### GOAL OF THE EXERCISE
Determine which lines of the records include the word "JSON", and copy them.

---- EXERCISE MATERIAL

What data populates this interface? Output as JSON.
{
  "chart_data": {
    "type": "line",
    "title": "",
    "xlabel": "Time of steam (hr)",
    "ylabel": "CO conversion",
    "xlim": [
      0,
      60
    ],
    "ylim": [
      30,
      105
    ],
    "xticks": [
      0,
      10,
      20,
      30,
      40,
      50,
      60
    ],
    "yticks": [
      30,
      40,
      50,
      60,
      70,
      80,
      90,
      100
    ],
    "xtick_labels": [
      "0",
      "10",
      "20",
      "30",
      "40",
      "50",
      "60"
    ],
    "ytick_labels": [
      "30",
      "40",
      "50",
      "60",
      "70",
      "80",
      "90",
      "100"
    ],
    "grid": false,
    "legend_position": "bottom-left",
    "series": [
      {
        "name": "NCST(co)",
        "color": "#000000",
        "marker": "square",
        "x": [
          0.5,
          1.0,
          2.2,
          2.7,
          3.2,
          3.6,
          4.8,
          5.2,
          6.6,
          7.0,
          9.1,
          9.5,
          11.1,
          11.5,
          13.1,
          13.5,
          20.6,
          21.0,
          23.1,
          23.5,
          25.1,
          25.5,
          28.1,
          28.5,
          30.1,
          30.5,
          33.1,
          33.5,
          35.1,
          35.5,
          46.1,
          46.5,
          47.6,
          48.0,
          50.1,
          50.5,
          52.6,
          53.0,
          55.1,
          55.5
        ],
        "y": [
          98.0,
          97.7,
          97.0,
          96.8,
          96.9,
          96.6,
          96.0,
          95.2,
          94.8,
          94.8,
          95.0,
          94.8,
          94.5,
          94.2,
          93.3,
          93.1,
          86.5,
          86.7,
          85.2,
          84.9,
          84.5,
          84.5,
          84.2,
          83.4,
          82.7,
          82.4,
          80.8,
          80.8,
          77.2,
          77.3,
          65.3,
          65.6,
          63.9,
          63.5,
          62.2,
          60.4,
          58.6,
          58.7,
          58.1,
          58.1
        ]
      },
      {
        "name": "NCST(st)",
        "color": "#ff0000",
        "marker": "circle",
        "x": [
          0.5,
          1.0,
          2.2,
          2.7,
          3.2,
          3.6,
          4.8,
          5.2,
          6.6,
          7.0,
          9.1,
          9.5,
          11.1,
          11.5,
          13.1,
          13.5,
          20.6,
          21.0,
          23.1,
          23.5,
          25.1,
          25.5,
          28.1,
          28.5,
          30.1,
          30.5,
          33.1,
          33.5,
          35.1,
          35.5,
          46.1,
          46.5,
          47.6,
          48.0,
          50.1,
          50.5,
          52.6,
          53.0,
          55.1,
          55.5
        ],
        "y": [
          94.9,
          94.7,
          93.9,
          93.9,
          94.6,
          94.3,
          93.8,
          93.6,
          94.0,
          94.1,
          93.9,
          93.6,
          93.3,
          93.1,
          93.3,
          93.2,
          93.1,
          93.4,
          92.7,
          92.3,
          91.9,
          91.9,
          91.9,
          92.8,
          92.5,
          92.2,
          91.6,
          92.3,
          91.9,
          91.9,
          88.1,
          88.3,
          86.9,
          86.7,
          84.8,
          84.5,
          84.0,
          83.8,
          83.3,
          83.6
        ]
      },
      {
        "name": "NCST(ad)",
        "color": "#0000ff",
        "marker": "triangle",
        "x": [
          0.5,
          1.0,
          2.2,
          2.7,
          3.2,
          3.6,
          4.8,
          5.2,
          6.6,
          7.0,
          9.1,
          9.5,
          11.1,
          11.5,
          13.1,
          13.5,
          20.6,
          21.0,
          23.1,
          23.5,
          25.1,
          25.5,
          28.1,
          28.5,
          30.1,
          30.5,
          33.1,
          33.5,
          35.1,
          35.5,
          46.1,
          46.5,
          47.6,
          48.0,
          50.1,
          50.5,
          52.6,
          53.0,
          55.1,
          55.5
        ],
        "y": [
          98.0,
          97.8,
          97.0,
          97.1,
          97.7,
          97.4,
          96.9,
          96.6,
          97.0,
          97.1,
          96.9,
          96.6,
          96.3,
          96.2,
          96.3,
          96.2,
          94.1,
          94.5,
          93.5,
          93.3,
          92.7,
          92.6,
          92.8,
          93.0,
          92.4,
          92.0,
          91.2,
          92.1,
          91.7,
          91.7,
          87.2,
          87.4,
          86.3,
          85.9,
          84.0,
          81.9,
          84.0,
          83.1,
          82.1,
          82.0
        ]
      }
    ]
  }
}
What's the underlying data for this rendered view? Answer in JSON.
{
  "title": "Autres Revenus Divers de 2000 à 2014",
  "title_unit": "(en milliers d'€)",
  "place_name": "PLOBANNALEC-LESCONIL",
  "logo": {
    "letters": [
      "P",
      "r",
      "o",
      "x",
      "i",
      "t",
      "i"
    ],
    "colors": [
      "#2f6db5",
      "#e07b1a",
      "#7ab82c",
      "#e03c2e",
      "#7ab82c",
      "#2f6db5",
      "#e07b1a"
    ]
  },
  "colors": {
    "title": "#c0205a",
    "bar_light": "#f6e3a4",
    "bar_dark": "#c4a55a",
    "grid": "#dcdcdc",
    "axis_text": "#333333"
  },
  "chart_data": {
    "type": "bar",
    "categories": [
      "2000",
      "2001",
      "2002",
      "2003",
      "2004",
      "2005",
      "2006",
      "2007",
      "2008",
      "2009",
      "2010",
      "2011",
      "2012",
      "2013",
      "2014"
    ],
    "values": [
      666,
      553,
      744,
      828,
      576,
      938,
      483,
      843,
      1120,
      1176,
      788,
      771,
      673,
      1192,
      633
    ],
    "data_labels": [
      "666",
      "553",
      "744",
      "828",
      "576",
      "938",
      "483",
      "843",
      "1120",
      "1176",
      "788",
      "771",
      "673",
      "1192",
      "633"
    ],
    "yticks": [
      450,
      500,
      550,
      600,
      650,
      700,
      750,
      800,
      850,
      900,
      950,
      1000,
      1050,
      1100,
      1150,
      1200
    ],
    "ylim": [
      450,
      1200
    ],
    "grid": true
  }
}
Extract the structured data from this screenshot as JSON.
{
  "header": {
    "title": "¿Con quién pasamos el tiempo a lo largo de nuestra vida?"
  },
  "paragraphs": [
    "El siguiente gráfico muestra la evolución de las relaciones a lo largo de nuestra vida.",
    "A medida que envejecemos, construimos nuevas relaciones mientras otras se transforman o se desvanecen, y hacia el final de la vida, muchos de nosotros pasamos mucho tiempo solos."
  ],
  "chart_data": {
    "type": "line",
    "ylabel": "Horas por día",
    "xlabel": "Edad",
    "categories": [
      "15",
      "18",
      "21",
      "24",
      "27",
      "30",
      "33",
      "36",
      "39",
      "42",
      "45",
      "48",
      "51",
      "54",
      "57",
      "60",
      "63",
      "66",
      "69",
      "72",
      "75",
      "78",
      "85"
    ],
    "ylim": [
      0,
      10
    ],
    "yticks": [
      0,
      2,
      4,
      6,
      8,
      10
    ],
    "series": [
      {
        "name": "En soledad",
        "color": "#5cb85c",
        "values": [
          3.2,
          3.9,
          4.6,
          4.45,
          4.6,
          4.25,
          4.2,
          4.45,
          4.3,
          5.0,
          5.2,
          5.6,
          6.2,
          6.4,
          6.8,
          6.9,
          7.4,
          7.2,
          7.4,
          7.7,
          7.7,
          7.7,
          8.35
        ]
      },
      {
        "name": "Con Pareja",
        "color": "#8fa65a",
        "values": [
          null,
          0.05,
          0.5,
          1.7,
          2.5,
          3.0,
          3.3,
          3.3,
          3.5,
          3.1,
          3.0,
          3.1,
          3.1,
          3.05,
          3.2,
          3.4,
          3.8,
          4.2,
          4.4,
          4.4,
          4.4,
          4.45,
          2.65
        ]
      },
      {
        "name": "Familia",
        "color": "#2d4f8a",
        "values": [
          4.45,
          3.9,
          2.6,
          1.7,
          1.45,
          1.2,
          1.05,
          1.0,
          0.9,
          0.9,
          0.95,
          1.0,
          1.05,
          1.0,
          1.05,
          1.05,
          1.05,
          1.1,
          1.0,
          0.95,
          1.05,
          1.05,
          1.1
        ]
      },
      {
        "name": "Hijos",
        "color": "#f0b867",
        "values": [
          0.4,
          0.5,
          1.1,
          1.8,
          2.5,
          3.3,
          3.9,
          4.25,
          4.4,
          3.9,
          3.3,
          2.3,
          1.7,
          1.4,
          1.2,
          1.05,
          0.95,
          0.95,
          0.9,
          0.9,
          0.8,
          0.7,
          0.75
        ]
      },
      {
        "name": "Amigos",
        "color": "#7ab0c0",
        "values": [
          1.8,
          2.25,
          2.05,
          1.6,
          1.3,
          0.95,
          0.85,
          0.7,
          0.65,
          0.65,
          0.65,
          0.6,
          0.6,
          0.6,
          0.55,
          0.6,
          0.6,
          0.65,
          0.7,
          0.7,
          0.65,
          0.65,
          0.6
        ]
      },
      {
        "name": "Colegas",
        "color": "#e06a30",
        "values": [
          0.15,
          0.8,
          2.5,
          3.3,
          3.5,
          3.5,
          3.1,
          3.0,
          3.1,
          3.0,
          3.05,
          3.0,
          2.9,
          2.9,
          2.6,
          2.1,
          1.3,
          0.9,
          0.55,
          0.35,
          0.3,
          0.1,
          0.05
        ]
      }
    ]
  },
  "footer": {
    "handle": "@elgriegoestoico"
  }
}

--------

### SOLUTION
What data populates this interface? Output as JSON.
What's the underlying data for this rendered view? Answer in JSON.
Extract the structured data from this screenshot as JSON.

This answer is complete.